PROBLEM TO SOLVE
Can you quote the records below in full, word for word?

[Collected data entries]
_____

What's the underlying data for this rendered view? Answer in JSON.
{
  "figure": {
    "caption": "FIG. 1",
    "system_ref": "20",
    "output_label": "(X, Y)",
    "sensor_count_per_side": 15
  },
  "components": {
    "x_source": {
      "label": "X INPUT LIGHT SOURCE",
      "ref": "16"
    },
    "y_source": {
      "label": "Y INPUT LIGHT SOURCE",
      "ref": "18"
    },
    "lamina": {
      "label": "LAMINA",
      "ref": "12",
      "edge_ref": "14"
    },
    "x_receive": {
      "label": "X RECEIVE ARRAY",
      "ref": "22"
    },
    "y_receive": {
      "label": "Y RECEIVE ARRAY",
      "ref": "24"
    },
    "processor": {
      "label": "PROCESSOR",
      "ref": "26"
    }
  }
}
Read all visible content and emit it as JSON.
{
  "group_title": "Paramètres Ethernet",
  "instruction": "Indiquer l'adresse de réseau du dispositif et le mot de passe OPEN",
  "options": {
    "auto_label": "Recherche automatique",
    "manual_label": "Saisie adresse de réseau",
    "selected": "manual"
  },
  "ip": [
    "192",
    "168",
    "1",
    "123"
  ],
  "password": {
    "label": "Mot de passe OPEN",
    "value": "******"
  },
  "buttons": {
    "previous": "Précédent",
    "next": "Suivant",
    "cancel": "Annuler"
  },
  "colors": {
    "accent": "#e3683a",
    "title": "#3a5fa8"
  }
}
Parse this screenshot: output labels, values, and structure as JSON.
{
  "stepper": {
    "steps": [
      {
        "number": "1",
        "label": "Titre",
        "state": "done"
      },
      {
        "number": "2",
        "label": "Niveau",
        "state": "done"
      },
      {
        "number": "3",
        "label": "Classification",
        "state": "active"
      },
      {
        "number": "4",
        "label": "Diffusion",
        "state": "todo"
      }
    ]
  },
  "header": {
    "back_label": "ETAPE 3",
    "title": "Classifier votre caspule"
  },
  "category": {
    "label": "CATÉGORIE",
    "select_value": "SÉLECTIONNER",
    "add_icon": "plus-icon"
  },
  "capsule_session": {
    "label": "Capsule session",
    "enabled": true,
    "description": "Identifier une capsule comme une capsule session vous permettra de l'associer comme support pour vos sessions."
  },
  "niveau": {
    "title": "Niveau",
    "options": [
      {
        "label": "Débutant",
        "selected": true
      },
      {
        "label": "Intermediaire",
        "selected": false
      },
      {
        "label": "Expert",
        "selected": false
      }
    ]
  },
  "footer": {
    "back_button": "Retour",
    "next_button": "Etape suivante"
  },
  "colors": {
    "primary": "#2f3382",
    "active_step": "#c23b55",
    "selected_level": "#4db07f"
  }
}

_____

RESULT
What's the underlying data for this rendered view? Answer in JSON.
{
  "figure": {
    "caption": "FIG. 1",
    "system_ref": "20",
    "output_label": "(X, Y)",
    "sensor_count_per_side": 15
  },
  "components": {
    "x_source": {
      "label": "X INPUT LIGHT SOURCE",
      "ref": "16"
    },
    "y_source": {
      "label": "Y INPUT LIGHT SOURCE",
      "ref": "18"
    },
    "lamina": {
      "label": "LAMINA",
      "ref": "12",
      "edge_ref": "14"
    },
    "x_receive": {
      "label": "X RECEIVE ARRAY",
      "ref": "22"
    },
    "y_receive": {
      "label": "Y RECEIVE ARRAY",
      "ref": "24"
    },
    "processor": {
      "label": "PROCESSOR",
      "ref": "26"
    }
  }
}
Read all visible content and emit it as JSON.
{
  "group_title": "Paramètres Ethernet",
  "instruction": "Indiquer l'adresse de réseau du dispositif et le mot de passe OPEN",
  "options": {
    "auto_label": "Recherche automatique",
    "manual_label": "Saisie adresse de réseau",
    "selected": "manual"
  },
  "ip": [
    "192",
    "168",
    "1",
    "123"
  ],
  "password": {
    "label": "Mot de passe OPEN",
    "value": "******"
  },
  "buttons": {
    "previous": "Précédent",
    "next": "Suivant",
    "cancel": "Annuler"
  },
  "colors": {
    "accent": "#e3683a",
    "title": "#3a5fa8"
  }
}
Parse this screenshot: output labels, values, and structure as JSON.
{
  "stepper": {
    "steps": [
      {
        "number": "1",
        "label": "Titre",
        "state": "done"
      },
      {
        "number": "2",
        "label": "Niveau",
        "state": "done"
      },
      {
        "number": "3",
        "label": "Classification",
        "state": "active"
      },
      {
        "number": "4",
        "label": "Diffusion",
        "state": "todo"
      }
    ]
  },
  "header": {
    "back_label": "ETAPE 3",
    "title": "Classifier votre caspule"
  },
  "category": {
    "label": "CATÉGORIE",
    "select_value": "SÉLECTIONNER",
    "add_icon": "plus-icon"
  },
  "capsule_session": {
    "label": "Capsule session",
    "enabled": true,
    "description": "Identifier une capsule comme une capsule session vous permettra de l'associer comme support pour vos sessions."
  },
  "niveau": {
    "title": "Niveau",
    "options": [
      {
        "label": "Débutant",
        "selected": true
      },
      {
        "label": "Intermediaire",
        "selected": false
      },
      {
        "label": "Expert",
        "selected": false
      }
    ]
  },
  "footer": {
    "back_button": "Retour",
    "next_button": "Etape suivante"
  },
  "colors": {
    "primary": "#2f3382",
    "active_step": "#c23b55",
    "selected_level": "#4db07f"
  }
}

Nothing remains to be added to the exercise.